TEXT SEGMENT –
↓
Tagged: profiling

Common Causes of Bad Framerate in Student Environments

 

KNOWLEDGE IS POWER

Or put another way, without knowing the cause of your framerate issues, you will be stabbing the dark, throwing away heaps of time making “optimisations” which make no significant impact on your framerate.

Incidentally, this is a good read: https://docs.unrealengine.com/latest/INT/Engine/Rendering/PerformanceProfiling/Guidelines/index.html

 

IDENTIFY WHAT

  1. Turn on a framerate counter if you have not already done so. If your engine doesn’t have one, use FRAPS.
  2. Turn layers off and on to see which assets are affecting your framerate most.
  3. Try and pinpoint it to a specific asset if you can. The table below is sorted by likelihood, so this can give you a clue where to start looking.

 

UNDERSTAND WHY

Use the table below to figure out the reason that asset is hurting your framerate. Understand what is written. Google if the description is not sufficient.

 

APPLY RESOLUTION

Now we know what is hurting our frame rate and why, the resolution is usually simple. Apply the proper resolution. Profit.

 

Issue  Description  Common Causes / Diagnosis  Resolution 
Overdraw When a single screen pixel has to be drawn many times. This can occur from bad sorting, or more typically from blend transparency 
  • Foliage (including grass)
↑
WORK INSTRUCTIONS –
• 1. Write out the portion of the framerate article between "3. Try and pinpoint" and "is not sufficient.", inclusive.
• 2. Pick up the framerate article where it stops and continue it.
The records come from a separate source and are unrelated to the framerate article.

AVAILABLE DATA –
↓
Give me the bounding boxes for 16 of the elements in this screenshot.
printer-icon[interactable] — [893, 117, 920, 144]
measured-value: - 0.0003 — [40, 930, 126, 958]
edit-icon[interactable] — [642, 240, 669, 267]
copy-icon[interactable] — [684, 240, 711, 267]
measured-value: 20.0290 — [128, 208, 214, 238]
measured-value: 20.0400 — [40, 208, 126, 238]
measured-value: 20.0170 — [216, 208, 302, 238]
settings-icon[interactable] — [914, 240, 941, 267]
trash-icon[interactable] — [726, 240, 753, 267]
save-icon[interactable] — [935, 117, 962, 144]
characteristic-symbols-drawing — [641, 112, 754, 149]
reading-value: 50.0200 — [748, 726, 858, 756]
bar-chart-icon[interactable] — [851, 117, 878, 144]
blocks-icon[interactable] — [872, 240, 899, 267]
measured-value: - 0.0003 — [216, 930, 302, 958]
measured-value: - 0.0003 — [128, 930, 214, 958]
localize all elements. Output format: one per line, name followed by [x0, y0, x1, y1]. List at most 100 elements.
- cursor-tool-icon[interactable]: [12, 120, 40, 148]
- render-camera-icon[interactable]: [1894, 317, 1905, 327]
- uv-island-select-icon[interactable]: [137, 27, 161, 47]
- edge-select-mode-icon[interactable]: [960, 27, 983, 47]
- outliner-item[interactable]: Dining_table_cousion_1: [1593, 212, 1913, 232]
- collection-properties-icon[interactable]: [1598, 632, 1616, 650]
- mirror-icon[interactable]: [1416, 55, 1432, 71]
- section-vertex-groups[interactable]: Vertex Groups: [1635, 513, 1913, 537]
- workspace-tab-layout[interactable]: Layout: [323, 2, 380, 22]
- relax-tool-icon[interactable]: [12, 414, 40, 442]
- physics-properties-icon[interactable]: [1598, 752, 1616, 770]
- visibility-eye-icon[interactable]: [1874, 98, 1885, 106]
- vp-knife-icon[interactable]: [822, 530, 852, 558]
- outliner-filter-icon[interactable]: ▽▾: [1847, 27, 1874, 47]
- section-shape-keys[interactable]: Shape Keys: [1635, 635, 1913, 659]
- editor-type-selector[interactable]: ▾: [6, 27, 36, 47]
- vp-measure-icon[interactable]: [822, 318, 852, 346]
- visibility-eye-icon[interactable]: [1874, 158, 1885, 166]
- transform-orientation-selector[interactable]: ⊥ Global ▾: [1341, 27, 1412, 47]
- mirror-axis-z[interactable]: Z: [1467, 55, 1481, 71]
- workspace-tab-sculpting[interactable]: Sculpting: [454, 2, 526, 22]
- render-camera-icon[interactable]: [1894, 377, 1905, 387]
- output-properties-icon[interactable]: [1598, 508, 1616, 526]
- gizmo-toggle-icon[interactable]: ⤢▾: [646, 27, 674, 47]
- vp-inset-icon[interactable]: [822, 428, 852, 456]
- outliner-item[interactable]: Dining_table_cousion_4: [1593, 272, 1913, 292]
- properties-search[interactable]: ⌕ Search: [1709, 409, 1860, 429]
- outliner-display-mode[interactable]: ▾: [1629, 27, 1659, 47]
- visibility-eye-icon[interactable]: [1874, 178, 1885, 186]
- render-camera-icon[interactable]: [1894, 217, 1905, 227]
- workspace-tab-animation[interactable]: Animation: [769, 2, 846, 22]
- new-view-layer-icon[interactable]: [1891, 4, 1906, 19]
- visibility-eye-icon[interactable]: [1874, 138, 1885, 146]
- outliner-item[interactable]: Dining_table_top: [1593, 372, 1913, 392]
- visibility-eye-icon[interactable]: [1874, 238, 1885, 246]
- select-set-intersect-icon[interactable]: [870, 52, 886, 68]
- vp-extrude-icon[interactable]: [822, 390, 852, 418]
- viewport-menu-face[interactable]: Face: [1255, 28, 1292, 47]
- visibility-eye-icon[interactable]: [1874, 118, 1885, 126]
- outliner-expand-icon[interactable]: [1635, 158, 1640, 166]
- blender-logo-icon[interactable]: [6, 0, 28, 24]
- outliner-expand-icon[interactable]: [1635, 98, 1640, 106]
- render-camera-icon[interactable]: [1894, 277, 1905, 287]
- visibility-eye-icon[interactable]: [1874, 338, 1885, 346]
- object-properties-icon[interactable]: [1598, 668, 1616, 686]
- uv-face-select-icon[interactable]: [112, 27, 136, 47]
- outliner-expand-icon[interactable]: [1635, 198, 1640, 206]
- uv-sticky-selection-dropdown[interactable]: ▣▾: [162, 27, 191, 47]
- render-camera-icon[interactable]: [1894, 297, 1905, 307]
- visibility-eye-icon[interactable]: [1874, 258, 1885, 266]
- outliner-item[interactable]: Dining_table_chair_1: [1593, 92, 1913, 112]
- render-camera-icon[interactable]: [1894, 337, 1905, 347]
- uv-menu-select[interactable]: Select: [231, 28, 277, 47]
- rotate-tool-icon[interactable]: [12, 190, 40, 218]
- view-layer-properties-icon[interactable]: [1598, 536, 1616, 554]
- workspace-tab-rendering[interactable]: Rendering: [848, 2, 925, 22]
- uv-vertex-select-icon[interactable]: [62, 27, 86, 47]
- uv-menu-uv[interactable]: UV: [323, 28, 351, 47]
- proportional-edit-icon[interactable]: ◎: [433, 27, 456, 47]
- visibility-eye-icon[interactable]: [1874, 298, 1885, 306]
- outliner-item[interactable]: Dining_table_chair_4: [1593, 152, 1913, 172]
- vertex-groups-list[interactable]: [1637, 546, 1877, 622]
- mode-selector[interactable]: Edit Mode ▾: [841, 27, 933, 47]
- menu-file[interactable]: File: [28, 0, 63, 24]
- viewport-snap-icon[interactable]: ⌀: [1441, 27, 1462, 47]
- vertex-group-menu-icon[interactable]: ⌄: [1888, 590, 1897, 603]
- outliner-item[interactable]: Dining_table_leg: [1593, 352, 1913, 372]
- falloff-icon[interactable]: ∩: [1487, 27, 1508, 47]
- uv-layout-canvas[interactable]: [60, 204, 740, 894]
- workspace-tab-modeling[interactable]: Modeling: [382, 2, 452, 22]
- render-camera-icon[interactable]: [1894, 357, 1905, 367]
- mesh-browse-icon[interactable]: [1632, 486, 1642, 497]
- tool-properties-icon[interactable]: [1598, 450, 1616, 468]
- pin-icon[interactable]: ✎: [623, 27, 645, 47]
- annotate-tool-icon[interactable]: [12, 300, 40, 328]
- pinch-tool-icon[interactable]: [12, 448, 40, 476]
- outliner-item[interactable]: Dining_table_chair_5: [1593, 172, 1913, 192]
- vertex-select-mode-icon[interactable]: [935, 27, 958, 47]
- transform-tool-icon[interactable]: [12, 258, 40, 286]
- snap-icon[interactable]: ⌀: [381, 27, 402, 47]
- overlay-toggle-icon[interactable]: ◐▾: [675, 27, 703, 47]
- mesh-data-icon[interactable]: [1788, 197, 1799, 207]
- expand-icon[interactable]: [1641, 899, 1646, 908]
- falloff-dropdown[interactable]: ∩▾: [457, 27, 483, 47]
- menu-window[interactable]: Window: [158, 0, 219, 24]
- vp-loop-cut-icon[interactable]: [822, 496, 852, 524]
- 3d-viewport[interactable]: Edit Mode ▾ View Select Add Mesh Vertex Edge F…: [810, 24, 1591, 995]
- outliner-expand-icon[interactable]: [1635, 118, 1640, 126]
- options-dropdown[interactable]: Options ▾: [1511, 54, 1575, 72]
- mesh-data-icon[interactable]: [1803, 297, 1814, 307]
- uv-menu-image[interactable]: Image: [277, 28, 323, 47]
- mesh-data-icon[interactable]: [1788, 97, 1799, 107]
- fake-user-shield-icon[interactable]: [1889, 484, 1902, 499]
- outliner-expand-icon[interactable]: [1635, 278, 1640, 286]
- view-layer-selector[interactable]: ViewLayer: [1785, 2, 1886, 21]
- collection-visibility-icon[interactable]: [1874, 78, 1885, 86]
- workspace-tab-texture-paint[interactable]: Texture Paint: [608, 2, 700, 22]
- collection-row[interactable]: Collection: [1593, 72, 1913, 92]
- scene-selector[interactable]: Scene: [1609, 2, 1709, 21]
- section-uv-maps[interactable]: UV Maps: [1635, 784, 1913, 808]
↑
ANSWERS TO EACH TASK –
• 1.
3. Try and pinpoint it to a specific asset if you can. The table below is sorted by likelihood, so this can give you a clue where to start looking.

 

UNDERSTAND WHY

Use the table below to figure out the reason that asset is hurting your framerate. Understand what is written. Google if the description is not sufficient.

• 2.
  • large-particle VFX like smoke
  • Diagnose: apply an opaque shader to your VFX or blend assets

 

  • Favour fewer, more opaque particles
  • Favour alpha test (stencil) where possible
  • Use extra geometry to keep blend geometry tight around the visible part of the texture

 

Expensive dynamic lighting  In deferred lighting, each light has to essentially “overdraw” onto each screen pixel.In forward lighting, each light has to draw once per object it hits

 

  • Large, overlapping lights
  • Many dynamic shadowcasting lights
  • Diagnose: disable shadowcasting or disable lights entirely

 

  • Only use shadowcasters where needed
  • Ensure shadow map resolution is only as big as needed
  • Favour smaller lights with sharper falloff
  • If your engine lets you exclude small objects from shadowmap rendering, do this

 

Fill rate bound (shader cost)  Bulk of a frame is usually spent “colouring in” your pixels. This is a factor of the time it takes for your shader to be computer per pixel. This is usually a result of too many texture samples. 
  • Usually too many texture samples
  • Diagnose: Throw a single-colour shader on the “problem assets” and check framerate
  • Diagnose: Fill the screen with your suspected “problem asset”. it should be worst when filling the screen.

 

  • Use as few texture samples as reasonably possible
  • If using multiple same-UV greyscale masks, instead use a multi-channel mask
  • Consider a shader LOD for things like offset/parallax

 

Transform-bound (geometry cost)  If calculating the position of mesh vertices is taking longer than filling the pixels they pertain to, you are transform-bound. 
  • Usually because of poor LODs
  • Diagnose: Halve frame resolution (ex. 1920×1080 to 1280×720). If framerate is nowhere near doubled, could be this.

 

  • Use LODs (important in large levels or “vistas”)
  • Favour static meshes over skinned ones
  • Use a cheaper vertex shader
  • Reduce geometry

 

Out of memory  If you are out of memory, your engine may try and cope. Coping measures are usually crippling to performance. In other cases, your game will simply crash. 
  • Usually asset textures
  • Sometimes lightmap textures in a big level.
  • Diagnose: Use engine profiling tools to identify what is eating up your memory

 

  • Reduce asset texture resolution, compensate using shared tiling detail textures
  • Reduce lightmap resolution (if applicable).
  • Don’t bother reducing geometry, cube map resolution, shadowmap resolutions (these rarely use much texture memory)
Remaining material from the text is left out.